**** Material for the task

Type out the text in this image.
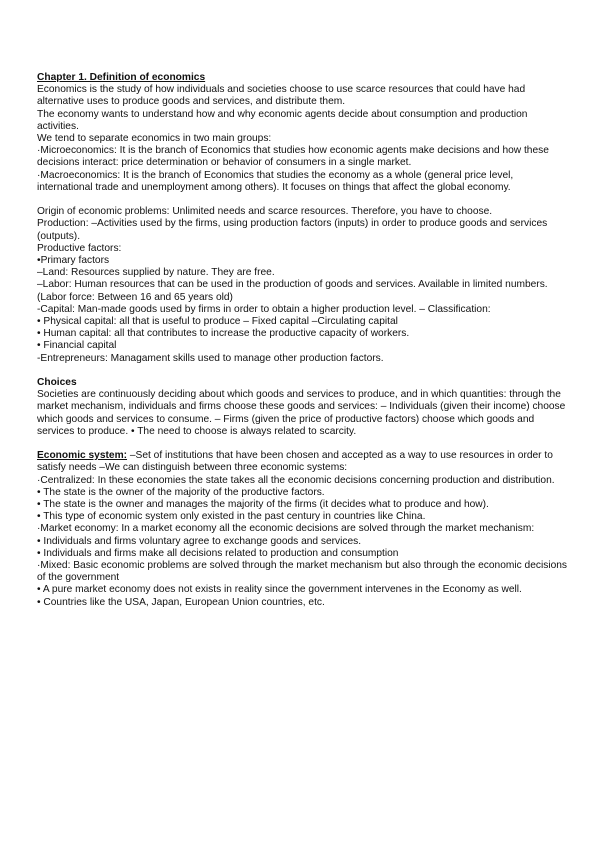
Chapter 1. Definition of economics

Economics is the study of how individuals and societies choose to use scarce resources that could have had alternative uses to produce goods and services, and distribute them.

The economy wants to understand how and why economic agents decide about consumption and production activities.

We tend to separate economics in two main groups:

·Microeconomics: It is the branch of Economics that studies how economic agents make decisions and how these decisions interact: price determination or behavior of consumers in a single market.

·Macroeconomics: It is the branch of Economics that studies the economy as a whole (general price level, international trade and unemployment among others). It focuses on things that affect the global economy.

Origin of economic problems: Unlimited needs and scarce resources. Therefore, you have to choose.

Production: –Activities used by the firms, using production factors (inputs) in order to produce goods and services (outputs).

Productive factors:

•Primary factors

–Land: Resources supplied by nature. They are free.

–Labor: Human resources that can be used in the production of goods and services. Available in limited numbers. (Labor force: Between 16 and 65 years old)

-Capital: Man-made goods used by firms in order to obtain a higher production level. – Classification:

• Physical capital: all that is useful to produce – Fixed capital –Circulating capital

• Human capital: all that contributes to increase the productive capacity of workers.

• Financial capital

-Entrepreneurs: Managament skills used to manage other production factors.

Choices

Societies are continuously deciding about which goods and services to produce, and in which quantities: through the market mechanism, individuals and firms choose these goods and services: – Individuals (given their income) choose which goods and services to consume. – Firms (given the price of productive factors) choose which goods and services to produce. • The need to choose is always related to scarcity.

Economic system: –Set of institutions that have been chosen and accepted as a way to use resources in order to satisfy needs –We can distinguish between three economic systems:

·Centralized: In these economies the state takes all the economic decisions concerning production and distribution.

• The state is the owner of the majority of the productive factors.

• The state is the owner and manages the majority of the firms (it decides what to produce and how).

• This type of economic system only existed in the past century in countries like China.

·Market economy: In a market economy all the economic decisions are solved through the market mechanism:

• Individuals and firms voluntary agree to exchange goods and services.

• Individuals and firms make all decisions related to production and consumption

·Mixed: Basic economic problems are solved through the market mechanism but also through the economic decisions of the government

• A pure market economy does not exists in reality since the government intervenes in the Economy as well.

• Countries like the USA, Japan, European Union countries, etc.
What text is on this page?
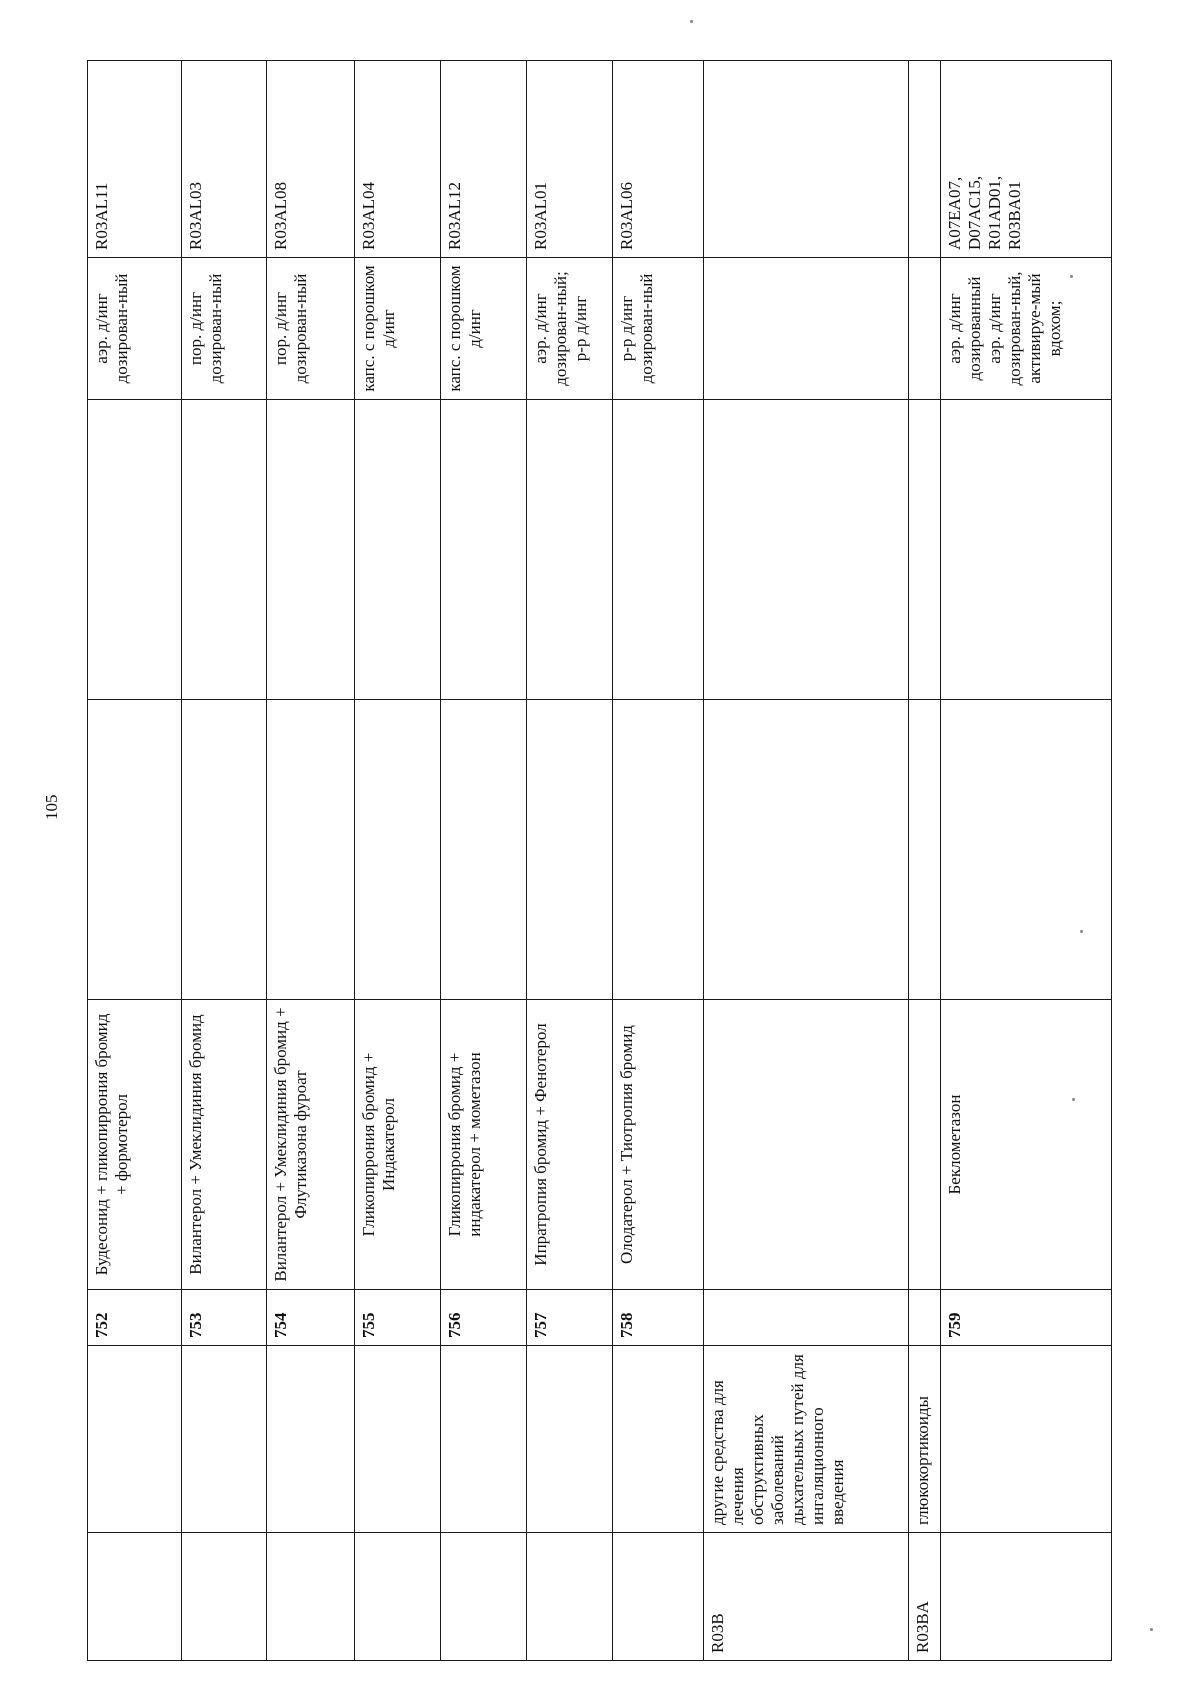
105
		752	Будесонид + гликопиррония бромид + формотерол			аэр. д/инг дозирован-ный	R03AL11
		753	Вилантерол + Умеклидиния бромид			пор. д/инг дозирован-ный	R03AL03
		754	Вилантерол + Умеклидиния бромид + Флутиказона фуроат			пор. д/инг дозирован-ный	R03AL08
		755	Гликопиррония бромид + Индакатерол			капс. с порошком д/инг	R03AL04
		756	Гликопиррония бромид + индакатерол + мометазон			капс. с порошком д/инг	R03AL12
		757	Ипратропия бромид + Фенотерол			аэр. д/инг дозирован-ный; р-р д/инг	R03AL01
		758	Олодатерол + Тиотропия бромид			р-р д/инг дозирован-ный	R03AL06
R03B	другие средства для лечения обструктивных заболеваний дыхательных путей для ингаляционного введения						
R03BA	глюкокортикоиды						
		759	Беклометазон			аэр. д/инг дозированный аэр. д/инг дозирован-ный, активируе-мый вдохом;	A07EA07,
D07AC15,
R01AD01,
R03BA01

********

• Task brief: Each record above should come back exactly the same, only without its pictures.

• Task response:
Type out the text in this image.
Chapter 1. Definition of economics

Economics is the study of how individuals and societies choose to use scarce resources that could have had alternative uses to produce goods and services, and distribute them.

The economy wants to understand how and why economic agents decide about consumption and production activities.

We tend to separate economics in two main groups:

·Microeconomics: It is the branch of Economics that studies how economic agents make decisions and how these decisions interact: price determination or behavior of consumers in a single market.

·Macroeconomics: It is the branch of Economics that studies the economy as a whole (general price level, international trade and unemployment among others). It focuses on things that affect the global economy.

Origin of economic problems: Unlimited needs and scarce resources. Therefore, you have to choose.

Production: –Activities used by the firms, using production factors (inputs) in order to produce goods and services (outputs).

Productive factors:

•Primary factors

–Land: Resources supplied by nature. They are free.

–Labor: Human resources that can be used in the production of goods and services. Available in limited numbers. (Labor force: Between 16 and 65 years old)

-Capital: Man-made goods used by firms in order to obtain a higher production level. – Classification:

• Physical capital: all that is useful to produce – Fixed capital –Circulating capital

• Human capital: all that contributes to increase the productive capacity of workers.

• Financial capital

-Entrepreneurs: Managament skills used to manage other production factors.

Choices

Societies are continuously deciding about which goods and services to produce, and in which quantities: through the market mechanism, individuals and firms choose these goods and services: – Individuals (given their income) choose which goods and services to consume. – Firms (given the price of productive factors) choose which goods and services to produce. • The need to choose is always related to scarcity.

Economic system: –Set of institutions that have been chosen and accepted as a way to use resources in order to satisfy needs –We can distinguish between three economic systems:

·Centralized: In these economies the state takes all the economic decisions concerning production and distribution.

• The state is the owner of the majority of the productive factors.

• The state is the owner and manages the majority of the firms (it decides what to produce and how).

• This type of economic system only existed in the past century in countries like China.

·Market economy: In a market economy all the economic decisions are solved through the market mechanism:

• Individuals and firms voluntary agree to exchange goods and services.

• Individuals and firms make all decisions related to production and consumption

·Mixed: Basic economic problems are solved through the market mechanism but also through the economic decisions of the government

• A pure market economy does not exists in reality since the government intervenes in the Economy as well.

• Countries like the USA, Japan, European Union countries, etc.
What text is on this page?
105
		752	Будесонид + гликопиррония бромид + формотерол			аэр. д/инг дозирован-ный	R03AL11
		753	Вилантерол + Умеклидиния бромид			пор. д/инг дозирован-ный	R03AL03
		754	Вилантерол + Умеклидиния бромид + Флутиказона фуроат			пор. д/инг дозирован-ный	R03AL08
		755	Гликопиррония бромид + Индакатерол			капс. с порошком д/инг	R03AL04
		756	Гликопиррония бромид + индакатерол + мометазон			капс. с порошком д/инг	R03AL12
		757	Ипратропия бромид + Фенотерол			аэр. д/инг дозирован-ный; р-р д/инг	R03AL01
		758	Олодатерол + Тиотропия бромид			р-р д/инг дозирован-ный	R03AL06
R03B	другие средства для лечения обструктивных заболеваний дыхательных путей для ингаляционного введения						
R03BA	глюкокортикоиды						
		759	Беклометазон			аэр. д/инг дозированный аэр. д/инг дозирован-ный, активируе-мый вдохом;	A07EA07,
D07AC15,
R01AD01,
R03BA01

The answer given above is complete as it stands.